(Items from a figure collection)

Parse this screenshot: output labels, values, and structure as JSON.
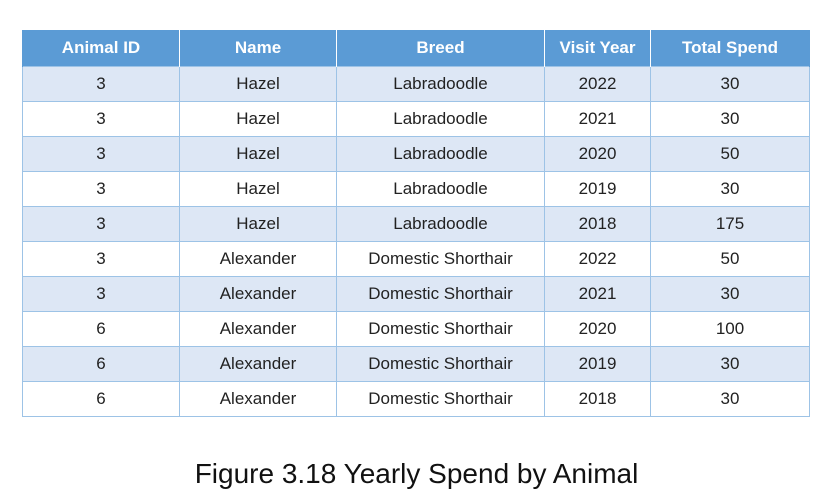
{
  "table": {
    "headers": [
      "Animal ID",
      "Name",
      "Breed",
      "Visit Year",
      "Total Spend"
    ],
    "rows": [
      [
        "3",
        "Hazel",
        "Labradoodle",
        "2022",
        "30"
      ],
      [
        "3",
        "Hazel",
        "Labradoodle",
        "2021",
        "30"
      ],
      [
        "3",
        "Hazel",
        "Labradoodle",
        "2020",
        "50"
      ],
      [
        "3",
        "Hazel",
        "Labradoodle",
        "2019",
        "30"
      ],
      [
        "3",
        "Hazel",
        "Labradoodle",
        "2018",
        "175"
      ],
      [
        "3",
        "Alexander",
        "Domestic Shorthair",
        "2022",
        "50"
      ],
      [
        "3",
        "Alexander",
        "Domestic Shorthair",
        "2021",
        "30"
      ],
      [
        "6",
        "Alexander",
        "Domestic Shorthair",
        "2020",
        "100"
      ],
      [
        "6",
        "Alexander",
        "Domestic Shorthair",
        "2019",
        "30"
      ],
      [
        "6",
        "Alexander",
        "Domestic Shorthair",
        "2018",
        "30"
      ]
    ]
  },
  "caption": "Figure 3.18 Yearly Spend by Animal",
  "colors": {
    "header_bg": "#5b9bd5",
    "band_light": "#dde7f5",
    "border": "#9dc3e6"
  }
}
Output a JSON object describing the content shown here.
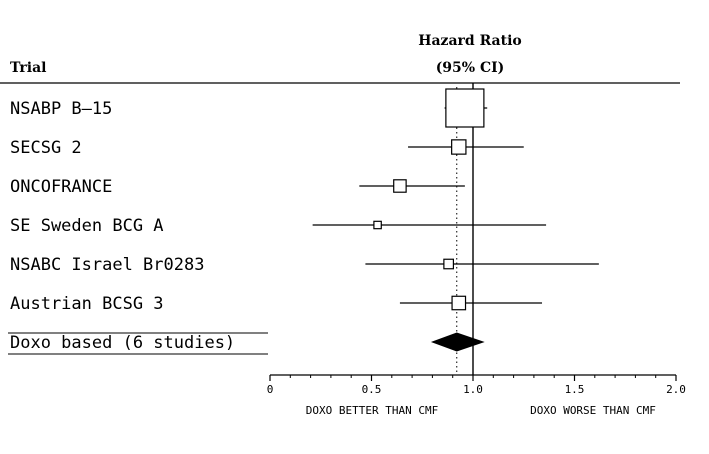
{
  "chart_data": {
    "type": "forest",
    "header": {
      "trial": "Trial",
      "hr_line1": "Hazard Ratio",
      "hr_line2": "(95% CI)"
    },
    "x_axis": {
      "range": [
        0,
        2.0
      ],
      "ticks": [
        0,
        0.5,
        1.0,
        1.5,
        2.0
      ],
      "tick_labels": [
        "0",
        "0.5",
        "1.0",
        "1.5",
        "2.0"
      ],
      "left_note": "DOXO BETTER THAN CMF",
      "right_note": "DOXO WORSE THAN CMF"
    },
    "reference_line": 1.0,
    "pooled_line": 0.92,
    "studies": [
      {
        "name": "NSABP B—15",
        "hr": 0.96,
        "lo": 0.86,
        "hi": 1.07,
        "weight": 1.0
      },
      {
        "name": "SECSG 2",
        "hr": 0.93,
        "lo": 0.68,
        "hi": 1.25,
        "weight": 0.45
      },
      {
        "name": "ONCOFRANCE",
        "hr": 0.64,
        "lo": 0.44,
        "hi": 0.96,
        "weight": 0.34
      },
      {
        "name": "SE Sweden BCG A",
        "hr": 0.53,
        "lo": 0.21,
        "hi": 1.36,
        "weight": 0.12
      },
      {
        "name": "NSABC Israel Br0283",
        "hr": 0.88,
        "lo": 0.47,
        "hi": 1.62,
        "weight": 0.2
      },
      {
        "name": "Austrian BCSG 3",
        "hr": 0.93,
        "lo": 0.64,
        "hi": 1.34,
        "weight": 0.4
      }
    ],
    "pooled": {
      "name": "Doxo based (6 studies)",
      "hr": 0.92,
      "lo": 0.8,
      "hi": 1.05
    }
  }
}
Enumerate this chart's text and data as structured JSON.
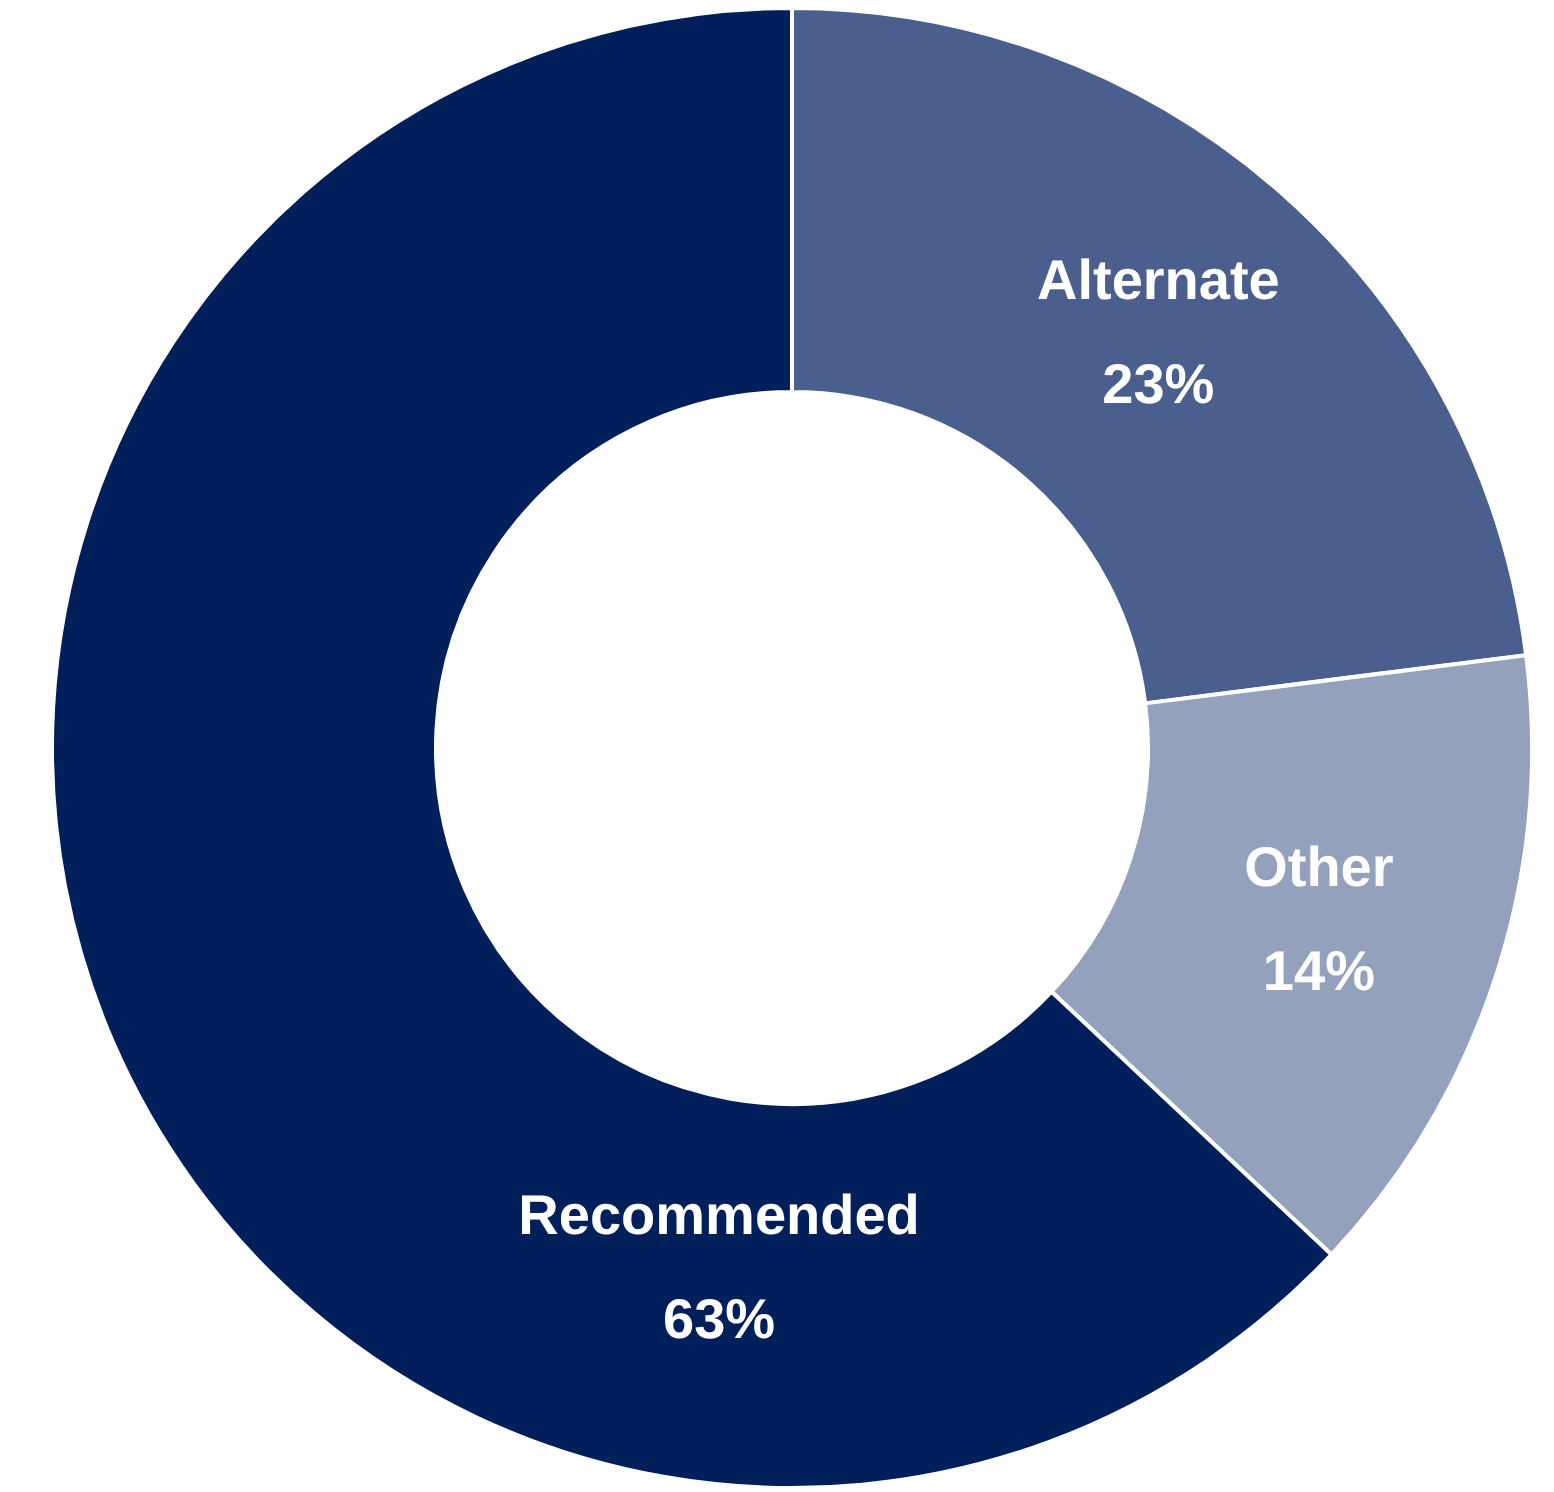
{
  "chart_data": {
    "type": "donut",
    "categories": [
      "Alternate",
      "Other",
      "Recommended"
    ],
    "values": [
      23,
      14,
      63
    ],
    "value_labels": [
      "23%",
      "14%",
      "63%"
    ],
    "colors": [
      "#4a5f8d",
      "#93a1bc",
      "#001f5b"
    ],
    "legend": false
  }
}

What is asked: Leave out the pictures and copy everything else in the records word for word.

Full response:
Parse this screenshot: output labels, values, and structure as JSON.
{
  "table": {
    "headers": [
      "Animal ID",
      "Name",
      "Breed",
      "Visit Year",
      "Total Spend"
    ],
    "rows": [
      [
        "3",
        "Hazel",
        "Labradoodle",
        "2022",
        "30"
      ],
      [
        "3",
        "Hazel",
        "Labradoodle",
        "2021",
        "30"
      ],
      [
        "3",
        "Hazel",
        "Labradoodle",
        "2020",
        "50"
      ],
      [
        "3",
        "Hazel",
        "Labradoodle",
        "2019",
        "30"
      ],
      [
        "3",
        "Hazel",
        "Labradoodle",
        "2018",
        "175"
      ],
      [
        "3",
        "Alexander",
        "Domestic Shorthair",
        "2022",
        "50"
      ],
      [
        "3",
        "Alexander",
        "Domestic Shorthair",
        "2021",
        "30"
      ],
      [
        "6",
        "Alexander",
        "Domestic Shorthair",
        "2020",
        "100"
      ],
      [
        "6",
        "Alexander",
        "Domestic Shorthair",
        "2019",
        "30"
      ],
      [
        "6",
        "Alexander",
        "Domestic Shorthair",
        "2018",
        "30"
      ]
    ]
  },
  "caption": "Figure 3.18 Yearly Spend by Animal",
  "colors": {
    "header_bg": "#5b9bd5",
    "band_light": "#dde7f5",
    "border": "#9dc3e6"
  }
}
Output a JSON object describing the content shown here.
{
  "chart_data": {
    "type": "forest",
    "header": {
      "trial": "Trial",
      "hr_line1": "Hazard Ratio",
      "hr_line2": "(95% CI)"
    },
    "x_axis": {
      "range": [
        0,
        2.0
      ],
      "ticks": [
        0,
        0.5,
        1.0,
        1.5,
        2.0
      ],
      "tick_labels": [
        "0",
        "0.5",
        "1.0",
        "1.5",
        "2.0"
      ],
      "left_note": "DOXO BETTER THAN CMF",
      "right_note": "DOXO WORSE THAN CMF"
    },
    "reference_line": 1.0,
    "pooled_line": 0.92,
    "studies": [
      {
        "name": "NSABP B—15",
        "hr": 0.96,
        "lo": 0.86,
        "hi": 1.07,
        "weight": 1.0
      },
      {
        "name": "SECSG 2",
        "hr": 0.93,
        "lo": 0.68,
        "hi": 1.25,
        "weight": 0.45
      },
      {
        "name": "ONCOFRANCE",
        "hr": 0.64,
        "lo": 0.44,
        "hi": 0.96,
        "weight": 0.34
      },
      {
        "name": "SE Sweden BCG A",
        "hr": 0.53,
        "lo": 0.21,
        "hi": 1.36,
        "weight": 0.12
      },
      {
        "name": "NSABC Israel Br0283",
        "hr": 0.88,
        "lo": 0.47,
        "hi": 1.62,
        "weight": 0.2
      },
      {
        "name": "Austrian BCSG 3",
        "hr": 0.93,
        "lo": 0.64,
        "hi": 1.34,
        "weight": 0.4
      }
    ],
    "pooled": {
      "name": "Doxo based (6 studies)",
      "hr": 0.92,
      "lo": 0.8,
      "hi": 1.05
    }
  }
}
Enumerate this chart's text and data as structured JSON.
{
  "chart_data": {
    "type": "donut",
    "categories": [
      "Alternate",
      "Other",
      "Recommended"
    ],
    "values": [
      23,
      14,
      63
    ],
    "value_labels": [
      "23%",
      "14%",
      "63%"
    ],
    "colors": [
      "#4a5f8d",
      "#93a1bc",
      "#001f5b"
    ],
    "legend": false
  }
}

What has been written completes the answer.